* _What you will do_
Quote every line as given.

* _Material supplied_
..............................

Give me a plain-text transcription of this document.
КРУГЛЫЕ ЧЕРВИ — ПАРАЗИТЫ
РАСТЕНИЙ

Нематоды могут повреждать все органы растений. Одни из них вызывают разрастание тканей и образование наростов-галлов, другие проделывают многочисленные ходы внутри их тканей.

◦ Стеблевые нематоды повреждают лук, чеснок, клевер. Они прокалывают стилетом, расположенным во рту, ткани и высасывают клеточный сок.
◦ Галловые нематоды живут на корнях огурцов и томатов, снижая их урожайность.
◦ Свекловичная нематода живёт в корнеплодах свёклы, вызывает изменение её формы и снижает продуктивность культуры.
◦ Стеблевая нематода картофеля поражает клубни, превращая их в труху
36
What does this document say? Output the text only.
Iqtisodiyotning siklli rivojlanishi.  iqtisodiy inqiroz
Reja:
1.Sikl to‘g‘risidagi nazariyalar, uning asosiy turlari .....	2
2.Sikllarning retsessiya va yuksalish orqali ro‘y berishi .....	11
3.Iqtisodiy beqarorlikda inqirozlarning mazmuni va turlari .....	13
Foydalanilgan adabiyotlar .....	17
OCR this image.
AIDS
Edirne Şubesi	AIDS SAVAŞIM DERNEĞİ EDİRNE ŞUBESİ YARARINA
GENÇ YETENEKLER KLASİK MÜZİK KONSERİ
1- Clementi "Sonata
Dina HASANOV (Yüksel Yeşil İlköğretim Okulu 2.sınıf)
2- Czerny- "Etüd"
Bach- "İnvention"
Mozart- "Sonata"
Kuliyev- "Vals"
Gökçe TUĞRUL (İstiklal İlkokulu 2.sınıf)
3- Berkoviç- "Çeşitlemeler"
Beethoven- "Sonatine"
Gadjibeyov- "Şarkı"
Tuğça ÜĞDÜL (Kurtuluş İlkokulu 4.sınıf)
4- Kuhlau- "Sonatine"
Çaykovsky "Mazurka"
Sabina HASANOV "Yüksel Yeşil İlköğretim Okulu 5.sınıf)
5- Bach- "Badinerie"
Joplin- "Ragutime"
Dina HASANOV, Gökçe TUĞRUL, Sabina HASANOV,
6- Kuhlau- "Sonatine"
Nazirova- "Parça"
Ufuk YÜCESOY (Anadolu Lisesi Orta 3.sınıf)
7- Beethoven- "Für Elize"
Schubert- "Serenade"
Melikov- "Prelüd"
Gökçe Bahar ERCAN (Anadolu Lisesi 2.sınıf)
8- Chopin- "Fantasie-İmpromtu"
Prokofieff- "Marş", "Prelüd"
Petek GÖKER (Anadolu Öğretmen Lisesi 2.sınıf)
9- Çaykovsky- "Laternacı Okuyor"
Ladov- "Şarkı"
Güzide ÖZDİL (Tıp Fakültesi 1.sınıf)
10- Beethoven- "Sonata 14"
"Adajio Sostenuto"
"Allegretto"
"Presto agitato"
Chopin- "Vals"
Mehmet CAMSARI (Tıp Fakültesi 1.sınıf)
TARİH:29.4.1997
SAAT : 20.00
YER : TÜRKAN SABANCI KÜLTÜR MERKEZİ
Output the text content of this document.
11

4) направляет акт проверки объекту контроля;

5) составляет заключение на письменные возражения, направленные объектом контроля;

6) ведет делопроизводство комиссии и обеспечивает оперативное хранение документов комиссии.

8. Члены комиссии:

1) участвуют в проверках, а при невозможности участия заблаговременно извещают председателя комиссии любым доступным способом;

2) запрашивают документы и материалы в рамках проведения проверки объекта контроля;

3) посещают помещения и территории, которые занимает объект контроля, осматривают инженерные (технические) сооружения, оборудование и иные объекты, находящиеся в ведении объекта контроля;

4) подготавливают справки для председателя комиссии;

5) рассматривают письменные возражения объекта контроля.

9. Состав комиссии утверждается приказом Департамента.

..............................

* _Full output_
Give me a plain-text transcription of this document.
КРУГЛЫЕ ЧЕРВИ — ПАРАЗИТЫ
РАСТЕНИЙ

Нематоды могут повреждать все органы растений. Одни из них вызывают разрастание тканей и образование наростов-галлов, другие проделывают многочисленные ходы внутри их тканей.

◦ Стеблевые нематоды повреждают лук, чеснок, клевер. Они прокалывают стилетом, расположенным во рту, ткани и высасывают клеточный сок.
◦ Галловые нематоды живут на корнях огурцов и томатов, снижая их урожайность.
◦ Свекловичная нематода живёт в корнеплодах свёклы, вызывает изменение её формы и снижает продуктивность культуры.
◦ Стеблевая нематода картофеля поражает клубни, превращая их в труху
36
What does this document say? Output the text only.
Iqtisodiyotning siklli rivojlanishi.  iqtisodiy inqiroz
Reja:
1.Sikl to‘g‘risidagi nazariyalar, uning asosiy turlari .....	2
2.Sikllarning retsessiya va yuksalish orqali ro‘y berishi .....	11
3.Iqtisodiy beqarorlikda inqirozlarning mazmuni va turlari .....	13
Foydalanilgan adabiyotlar .....	17
OCR this image.
AIDS
Edirne Şubesi	AIDS SAVAŞIM DERNEĞİ EDİRNE ŞUBESİ YARARINA
GENÇ YETENEKLER KLASİK MÜZİK KONSERİ
1- Clementi "Sonata
Dina HASANOV (Yüksel Yeşil İlköğretim Okulu 2.sınıf)
2- Czerny- "Etüd"
Bach- "İnvention"
Mozart- "Sonata"
Kuliyev- "Vals"
Gökçe TUĞRUL (İstiklal İlkokulu 2.sınıf)
3- Berkoviç- "Çeşitlemeler"
Beethoven- "Sonatine"
Gadjibeyov- "Şarkı"
Tuğça ÜĞDÜL (Kurtuluş İlkokulu 4.sınıf)
4- Kuhlau- "Sonatine"
Çaykovsky "Mazurka"
Sabina HASANOV "Yüksel Yeşil İlköğretim Okulu 5.sınıf)
5- Bach- "Badinerie"
Joplin- "Ragutime"
Dina HASANOV, Gökçe TUĞRUL, Sabina HASANOV,
6- Kuhlau- "Sonatine"
Nazirova- "Parça"
Ufuk YÜCESOY (Anadolu Lisesi Orta 3.sınıf)
7- Beethoven- "Für Elize"
Schubert- "Serenade"
Melikov- "Prelüd"
Gökçe Bahar ERCAN (Anadolu Lisesi 2.sınıf)
8- Chopin- "Fantasie-İmpromtu"
Prokofieff- "Marş", "Prelüd"
Petek GÖKER (Anadolu Öğretmen Lisesi 2.sınıf)
9- Çaykovsky- "Laternacı Okuyor"
Ladov- "Şarkı"
Güzide ÖZDİL (Tıp Fakültesi 1.sınıf)
10- Beethoven- "Sonata 14"
"Adajio Sostenuto"
"Allegretto"
"Presto agitato"
Chopin- "Vals"
Mehmet CAMSARI (Tıp Fakültesi 1.sınıf)
TARİH:29.4.1997
SAAT : 20.00
YER : TÜRKAN SABANCI KÜLTÜR MERKEZİ
Output the text content of this document.
11

4) направляет акт проверки объекту контроля;

5) составляет заключение на письменные возражения, направленные объектом контроля;

6) ведет делопроизводство комиссии и обеспечивает оперативное хранение документов комиссии.

8. Члены комиссии:

1) участвуют в проверках, а при невозможности участия заблаговременно извещают председателя комиссии любым доступным способом;

2) запрашивают документы и материалы в рамках проведения проверки объекта контроля;

3) посещают помещения и территории, которые занимает объект контроля, осматривают инженерные (технические) сооружения, оборудование и иные объекты, находящиеся в ведении объекта контроля;

4) подготавливают справки для председателя комиссии;

5) рассматривают письменные возражения объекта контроля.

9. Состав комиссии утверждается приказом Департамента.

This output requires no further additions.